Goal of the exercise
Give back the whole listing exactly as shown.

Excerpted data
|---|

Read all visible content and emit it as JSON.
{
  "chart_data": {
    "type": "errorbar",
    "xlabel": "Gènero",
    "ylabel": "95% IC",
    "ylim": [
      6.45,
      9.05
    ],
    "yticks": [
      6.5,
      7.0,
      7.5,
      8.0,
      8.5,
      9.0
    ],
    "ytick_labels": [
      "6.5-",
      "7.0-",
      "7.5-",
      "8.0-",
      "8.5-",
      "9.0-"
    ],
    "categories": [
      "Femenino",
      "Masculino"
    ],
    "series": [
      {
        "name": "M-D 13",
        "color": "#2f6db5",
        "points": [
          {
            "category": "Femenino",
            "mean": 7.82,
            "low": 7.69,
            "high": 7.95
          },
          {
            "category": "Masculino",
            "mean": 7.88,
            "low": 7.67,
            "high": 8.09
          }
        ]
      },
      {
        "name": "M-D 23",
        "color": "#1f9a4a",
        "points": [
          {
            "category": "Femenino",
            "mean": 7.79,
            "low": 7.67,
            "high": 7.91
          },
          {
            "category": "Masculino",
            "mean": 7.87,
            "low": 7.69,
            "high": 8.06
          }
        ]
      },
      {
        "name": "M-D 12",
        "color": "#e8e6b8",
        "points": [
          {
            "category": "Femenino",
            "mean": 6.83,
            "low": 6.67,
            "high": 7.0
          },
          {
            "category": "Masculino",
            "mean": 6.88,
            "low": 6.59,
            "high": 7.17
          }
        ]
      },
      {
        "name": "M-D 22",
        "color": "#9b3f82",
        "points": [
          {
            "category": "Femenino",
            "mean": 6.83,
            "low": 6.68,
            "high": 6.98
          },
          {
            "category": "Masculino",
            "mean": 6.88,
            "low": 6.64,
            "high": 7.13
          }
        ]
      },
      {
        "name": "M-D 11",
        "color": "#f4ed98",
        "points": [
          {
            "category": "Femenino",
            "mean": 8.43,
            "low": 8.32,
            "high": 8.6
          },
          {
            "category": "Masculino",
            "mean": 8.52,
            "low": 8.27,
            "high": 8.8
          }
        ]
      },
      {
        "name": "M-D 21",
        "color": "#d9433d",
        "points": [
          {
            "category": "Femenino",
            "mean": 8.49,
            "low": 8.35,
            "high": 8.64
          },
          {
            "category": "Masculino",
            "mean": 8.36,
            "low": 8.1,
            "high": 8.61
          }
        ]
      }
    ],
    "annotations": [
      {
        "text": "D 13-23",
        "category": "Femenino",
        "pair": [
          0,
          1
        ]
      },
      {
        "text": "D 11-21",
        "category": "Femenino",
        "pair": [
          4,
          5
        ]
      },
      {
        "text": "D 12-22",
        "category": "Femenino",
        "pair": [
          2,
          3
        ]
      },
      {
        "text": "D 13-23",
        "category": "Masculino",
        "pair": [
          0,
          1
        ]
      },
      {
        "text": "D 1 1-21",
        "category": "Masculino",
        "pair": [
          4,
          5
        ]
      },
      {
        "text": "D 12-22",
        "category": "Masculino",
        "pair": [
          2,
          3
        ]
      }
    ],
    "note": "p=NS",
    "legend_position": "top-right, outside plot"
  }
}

|---|

Exercise response
Read all visible content and emit it as JSON.
{
  "chart_data": {
    "type": "errorbar",
    "xlabel": "Gènero",
    "ylabel": "95% IC",
    "ylim": [
      6.45,
      9.05
    ],
    "yticks": [
      6.5,
      7.0,
      7.5,
      8.0,
      8.5,
      9.0
    ],
    "ytick_labels": [
      "6.5-",
      "7.0-",
      "7.5-",
      "8.0-",
      "8.5-",
      "9.0-"
    ],
    "categories": [
      "Femenino",
      "Masculino"
    ],
    "series": [
      {
        "name": "M-D 13",
        "color": "#2f6db5",
        "points": [
          {
            "category": "Femenino",
            "mean": 7.82,
            "low": 7.69,
            "high": 7.95
          },
          {
            "category": "Masculino",
            "mean": 7.88,
            "low": 7.67,
            "high": 8.09
          }
        ]
      },
      {
        "name": "M-D 23",
        "color": "#1f9a4a",
        "points": [
          {
            "category": "Femenino",
            "mean": 7.79,
            "low": 7.67,
            "high": 7.91
          },
          {
            "category": "Masculino",
            "mean": 7.87,
            "low": 7.69,
            "high": 8.06
          }
        ]
      },
      {
        "name": "M-D 12",
        "color": "#e8e6b8",
        "points": [
          {
            "category": "Femenino",
            "mean": 6.83,
            "low": 6.67,
            "high": 7.0
          },
          {
            "category": "Masculino",
            "mean": 6.88,
            "low": 6.59,
            "high": 7.17
          }
        ]
      },
      {
        "name": "M-D 22",
        "color": "#9b3f82",
        "points": [
          {
            "category": "Femenino",
            "mean": 6.83,
            "low": 6.68,
            "high": 6.98
          },
          {
            "category": "Masculino",
            "mean": 6.88,
            "low": 6.64,
            "high": 7.13
          }
        ]
      },
      {
        "name": "M-D 11",
        "color": "#f4ed98",
        "points": [
          {
            "category": "Femenino",
            "mean": 8.43,
            "low": 8.32,
            "high": 8.6
          },
          {
            "category": "Masculino",
            "mean": 8.52,
            "low": 8.27,
            "high": 8.8
          }
        ]
      },
      {
        "name": "M-D 21",
        "color": "#d9433d",
        "points": [
          {
            "category": "Femenino",
            "mean": 8.49,
            "low": 8.35,
            "high": 8.64
          },
          {
            "category": "Masculino",
            "mean": 8.36,
            "low": 8.1,
            "high": 8.61
          }
        ]
      }
    ],
    "annotations": [
      {
        "text": "D 13-23",
        "category": "Femenino",
        "pair": [
          0,
          1
        ]
      },
      {
        "text": "D 11-21",
        "category": "Femenino",
        "pair": [
          4,
          5
        ]
      },
      {
        "text": "D 12-22",
        "category": "Femenino",
        "pair": [
          2,
          3
        ]
      },
      {
        "text": "D 13-23",
        "category": "Masculino",
        "pair": [
          0,
          1
        ]
      },
      {
        "text": "D 1 1-21",
        "category": "Masculino",
        "pair": [
          4,
          5
        ]
      },
      {
        "text": "D 12-22",
        "category": "Masculino",
        "pair": [
          2,
          3
        ]
      }
    ],
    "note": "p=NS",
    "legend_position": "top-right, outside plot"
  }
}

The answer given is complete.